Work instructions =
Can you reproduce the data beneath, keeping every line exact?

Supplied records =

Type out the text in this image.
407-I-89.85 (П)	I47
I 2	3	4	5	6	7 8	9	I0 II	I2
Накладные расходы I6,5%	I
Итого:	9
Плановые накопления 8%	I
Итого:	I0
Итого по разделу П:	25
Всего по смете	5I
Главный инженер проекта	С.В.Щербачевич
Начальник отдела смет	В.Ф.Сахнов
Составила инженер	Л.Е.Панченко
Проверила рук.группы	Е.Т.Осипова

Answer below =
Type out the text in this image.
407-I-89.85 (П)	I47
I 2	3	4	5	6	7 8	9	I0 II	I2
Накладные расходы I6,5%	I
Итого:	9
Плановые накопления 8%	I
Итого:	I0
Итого по разделу П:	25
Всего по смете	5I
Главный инженер проекта	С.В.Щербачевич
Начальник отдела смет	В.Ф.Сахнов
Составила инженер	Л.Е.Панченко
Проверила рук.группы	Е.Т.Осипова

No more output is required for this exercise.